[start Supplied material]

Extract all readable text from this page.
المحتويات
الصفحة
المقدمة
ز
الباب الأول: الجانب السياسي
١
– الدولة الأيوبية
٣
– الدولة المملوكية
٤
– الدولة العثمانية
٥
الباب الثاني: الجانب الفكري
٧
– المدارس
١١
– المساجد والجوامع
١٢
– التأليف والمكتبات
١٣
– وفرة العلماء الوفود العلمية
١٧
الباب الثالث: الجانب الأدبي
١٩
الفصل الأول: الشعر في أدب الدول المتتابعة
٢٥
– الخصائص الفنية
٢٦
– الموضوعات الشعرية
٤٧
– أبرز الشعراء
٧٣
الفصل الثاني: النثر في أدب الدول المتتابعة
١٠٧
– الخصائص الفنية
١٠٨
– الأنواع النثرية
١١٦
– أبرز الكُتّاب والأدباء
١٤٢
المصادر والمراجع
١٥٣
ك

[end Supplied material]

▶ _Requirements_
Identify every line holding the word "الباب" and copy it out.

▶ _Exercise output_
الباب الأول: الجانب السياسي
الباب الثاني: الجانب الفكري
الباب الثالث: الجانب الأدبي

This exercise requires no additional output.